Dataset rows
[Start]

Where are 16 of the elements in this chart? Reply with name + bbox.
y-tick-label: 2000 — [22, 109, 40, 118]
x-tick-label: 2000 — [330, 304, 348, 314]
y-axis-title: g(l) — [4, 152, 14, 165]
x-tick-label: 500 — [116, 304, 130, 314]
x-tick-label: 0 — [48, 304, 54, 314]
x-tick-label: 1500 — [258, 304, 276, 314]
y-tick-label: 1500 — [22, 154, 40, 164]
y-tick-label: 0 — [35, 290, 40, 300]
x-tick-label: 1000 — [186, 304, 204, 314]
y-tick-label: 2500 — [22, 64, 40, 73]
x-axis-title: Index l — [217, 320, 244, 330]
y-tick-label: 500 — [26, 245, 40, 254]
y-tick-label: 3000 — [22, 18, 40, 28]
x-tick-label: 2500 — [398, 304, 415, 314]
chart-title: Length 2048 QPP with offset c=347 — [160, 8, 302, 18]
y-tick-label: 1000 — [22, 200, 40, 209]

[End]
[Start]

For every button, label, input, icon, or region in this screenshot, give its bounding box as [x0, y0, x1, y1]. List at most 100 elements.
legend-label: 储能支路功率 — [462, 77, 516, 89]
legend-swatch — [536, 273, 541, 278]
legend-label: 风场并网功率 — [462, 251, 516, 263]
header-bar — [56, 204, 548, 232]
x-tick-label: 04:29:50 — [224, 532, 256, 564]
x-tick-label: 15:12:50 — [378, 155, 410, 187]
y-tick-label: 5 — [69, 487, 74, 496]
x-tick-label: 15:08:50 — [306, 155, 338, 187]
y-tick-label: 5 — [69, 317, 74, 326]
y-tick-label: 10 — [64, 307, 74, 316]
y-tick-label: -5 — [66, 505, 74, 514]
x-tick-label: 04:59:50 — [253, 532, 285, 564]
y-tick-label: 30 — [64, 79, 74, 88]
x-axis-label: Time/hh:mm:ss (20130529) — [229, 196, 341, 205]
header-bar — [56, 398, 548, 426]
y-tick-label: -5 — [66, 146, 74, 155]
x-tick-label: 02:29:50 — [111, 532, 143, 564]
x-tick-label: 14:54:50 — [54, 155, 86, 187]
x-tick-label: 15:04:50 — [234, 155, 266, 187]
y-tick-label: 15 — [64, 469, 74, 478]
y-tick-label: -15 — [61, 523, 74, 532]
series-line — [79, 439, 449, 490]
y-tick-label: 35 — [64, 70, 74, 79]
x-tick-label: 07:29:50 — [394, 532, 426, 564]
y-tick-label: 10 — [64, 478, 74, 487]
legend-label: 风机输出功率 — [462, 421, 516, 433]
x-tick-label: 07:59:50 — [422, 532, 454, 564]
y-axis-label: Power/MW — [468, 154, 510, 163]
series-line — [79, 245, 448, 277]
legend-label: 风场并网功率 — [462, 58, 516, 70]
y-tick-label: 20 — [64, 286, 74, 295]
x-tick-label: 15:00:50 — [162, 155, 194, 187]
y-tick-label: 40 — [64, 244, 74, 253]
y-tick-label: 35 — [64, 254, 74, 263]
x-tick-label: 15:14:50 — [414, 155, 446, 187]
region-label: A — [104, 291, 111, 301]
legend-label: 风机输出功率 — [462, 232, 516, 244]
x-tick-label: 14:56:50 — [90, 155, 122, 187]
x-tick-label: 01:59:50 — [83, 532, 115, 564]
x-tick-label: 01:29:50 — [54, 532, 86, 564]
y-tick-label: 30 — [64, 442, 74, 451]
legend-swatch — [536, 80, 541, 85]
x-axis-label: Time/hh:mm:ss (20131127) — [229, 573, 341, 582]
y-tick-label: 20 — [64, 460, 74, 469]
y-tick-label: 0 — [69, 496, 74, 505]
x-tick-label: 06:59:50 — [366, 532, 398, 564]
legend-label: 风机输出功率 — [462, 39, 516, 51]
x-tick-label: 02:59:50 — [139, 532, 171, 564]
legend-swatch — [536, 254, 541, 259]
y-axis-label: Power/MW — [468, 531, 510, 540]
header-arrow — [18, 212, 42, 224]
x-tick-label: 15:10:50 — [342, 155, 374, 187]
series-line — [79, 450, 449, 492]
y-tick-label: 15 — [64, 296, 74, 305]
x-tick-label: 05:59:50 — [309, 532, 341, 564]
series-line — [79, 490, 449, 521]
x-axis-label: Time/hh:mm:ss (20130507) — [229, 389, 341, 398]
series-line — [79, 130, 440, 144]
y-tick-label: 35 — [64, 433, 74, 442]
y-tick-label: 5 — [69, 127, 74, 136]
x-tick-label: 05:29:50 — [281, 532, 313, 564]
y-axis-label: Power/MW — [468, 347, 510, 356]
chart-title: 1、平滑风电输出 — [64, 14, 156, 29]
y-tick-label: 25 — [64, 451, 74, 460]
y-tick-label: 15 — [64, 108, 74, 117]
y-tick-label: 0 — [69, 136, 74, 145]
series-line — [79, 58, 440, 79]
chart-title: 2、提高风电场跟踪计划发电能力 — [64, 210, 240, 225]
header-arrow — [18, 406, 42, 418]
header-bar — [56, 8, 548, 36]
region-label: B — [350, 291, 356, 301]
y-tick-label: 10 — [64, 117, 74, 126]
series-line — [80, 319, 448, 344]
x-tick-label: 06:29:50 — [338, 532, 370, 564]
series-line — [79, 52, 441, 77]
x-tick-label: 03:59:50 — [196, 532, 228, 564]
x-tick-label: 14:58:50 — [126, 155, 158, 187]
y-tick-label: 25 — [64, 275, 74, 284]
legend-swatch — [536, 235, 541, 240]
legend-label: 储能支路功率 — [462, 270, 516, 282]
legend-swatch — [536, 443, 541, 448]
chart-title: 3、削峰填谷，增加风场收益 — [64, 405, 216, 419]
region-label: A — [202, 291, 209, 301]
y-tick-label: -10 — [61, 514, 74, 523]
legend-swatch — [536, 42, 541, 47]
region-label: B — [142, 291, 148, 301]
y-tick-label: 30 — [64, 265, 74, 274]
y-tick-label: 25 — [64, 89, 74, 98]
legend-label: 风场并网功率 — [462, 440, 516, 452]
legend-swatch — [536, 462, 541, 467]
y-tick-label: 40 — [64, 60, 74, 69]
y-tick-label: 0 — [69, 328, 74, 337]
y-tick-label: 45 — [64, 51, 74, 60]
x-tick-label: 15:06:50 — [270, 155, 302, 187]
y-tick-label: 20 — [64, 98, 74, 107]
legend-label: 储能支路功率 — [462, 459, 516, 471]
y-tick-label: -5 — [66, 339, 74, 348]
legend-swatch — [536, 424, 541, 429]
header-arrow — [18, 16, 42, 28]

[End]
[Start]

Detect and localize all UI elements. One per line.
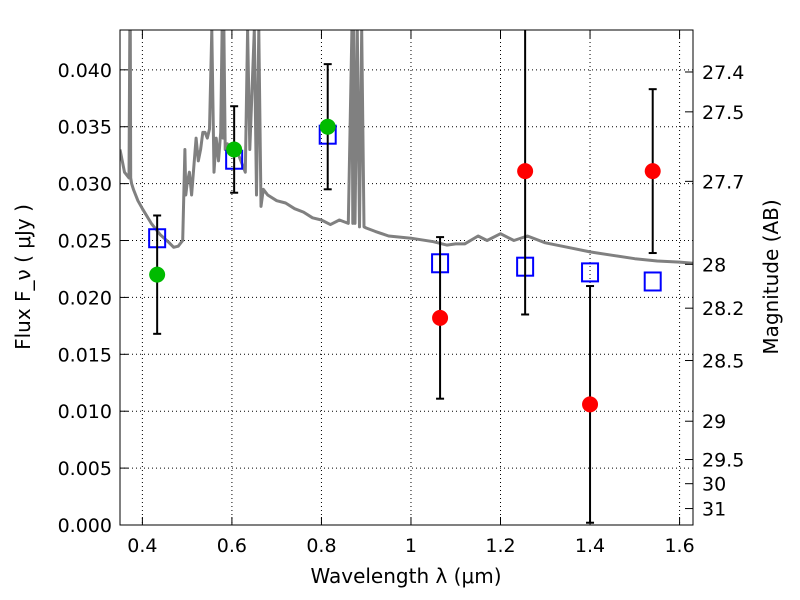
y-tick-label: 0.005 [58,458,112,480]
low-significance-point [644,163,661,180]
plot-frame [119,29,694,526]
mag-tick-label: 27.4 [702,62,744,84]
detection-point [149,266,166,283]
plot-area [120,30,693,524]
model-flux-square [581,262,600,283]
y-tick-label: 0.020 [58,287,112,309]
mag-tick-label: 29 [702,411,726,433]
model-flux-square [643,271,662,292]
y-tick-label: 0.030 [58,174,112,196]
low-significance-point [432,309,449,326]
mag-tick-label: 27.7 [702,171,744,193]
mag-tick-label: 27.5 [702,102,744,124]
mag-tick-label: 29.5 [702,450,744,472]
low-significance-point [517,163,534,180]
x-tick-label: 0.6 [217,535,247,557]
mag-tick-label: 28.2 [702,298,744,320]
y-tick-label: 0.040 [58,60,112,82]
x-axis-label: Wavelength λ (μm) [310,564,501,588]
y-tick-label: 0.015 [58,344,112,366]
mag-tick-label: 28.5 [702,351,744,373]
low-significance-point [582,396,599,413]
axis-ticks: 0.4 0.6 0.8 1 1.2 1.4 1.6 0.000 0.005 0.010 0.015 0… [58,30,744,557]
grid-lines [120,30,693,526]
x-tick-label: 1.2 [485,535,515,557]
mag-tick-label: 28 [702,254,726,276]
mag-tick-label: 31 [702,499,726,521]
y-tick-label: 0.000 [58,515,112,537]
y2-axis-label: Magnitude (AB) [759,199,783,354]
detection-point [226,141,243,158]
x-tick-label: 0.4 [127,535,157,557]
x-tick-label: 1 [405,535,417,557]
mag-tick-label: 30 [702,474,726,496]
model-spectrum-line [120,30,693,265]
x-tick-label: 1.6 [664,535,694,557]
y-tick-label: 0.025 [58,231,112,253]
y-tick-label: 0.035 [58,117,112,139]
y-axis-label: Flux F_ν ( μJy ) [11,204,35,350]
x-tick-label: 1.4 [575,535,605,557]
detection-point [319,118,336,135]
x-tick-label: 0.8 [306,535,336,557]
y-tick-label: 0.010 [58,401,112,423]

[End]

Return the stretch of the material above that starts with the line containing "y-tick-label: 0.005 [58,458,112,480]" and ends with the line containing "y-tick-label: 0.000 [58,515,112,537]", copying every line exactly and including both ends.

The output
y-tick-label: 0.005 [58,458,112,480]
low-significance-point [644,163,661,180]
plot-frame [119,29,694,526]
mag-tick-label: 27.4 [702,62,744,84]
detection-point [149,266,166,283]
plot-area [120,30,693,524]
model-flux-square [581,262,600,283]
y-tick-label: 0.020 [58,287,112,309]
mag-tick-label: 29 [702,411,726,433]
model-flux-square [643,271,662,292]
y-tick-label: 0.030 [58,174,112,196]
low-significance-point [432,309,449,326]
mag-tick-label: 27.7 [702,171,744,193]
mag-tick-label: 27.5 [702,102,744,124]
mag-tick-label: 29.5 [702,450,744,472]
low-significance-point [517,163,534,180]
x-tick-label: 0.6 [217,535,247,557]
mag-tick-label: 28.2 [702,298,744,320]
y-tick-label: 0.040 [58,60,112,82]
x-axis-label: Wavelength λ (μm) [310,564,501,588]
y-tick-label: 0.015 [58,344,112,366]
mag-tick-label: 28.5 [702,351,744,373]
low-significance-point [582,396,599,413]
axis-ticks: 0.4 0.6 0.8 1 1.2 1.4 1.6 0.000 0.005 0.010 0.015 0… [58,30,744,557]
grid-lines [120,30,693,526]
x-tick-label: 1.2 [485,535,515,557]
mag-tick-label: 28 [702,254,726,276]
mag-tick-label: 31 [702,499,726,521]
y-tick-label: 0.000 [58,515,112,537]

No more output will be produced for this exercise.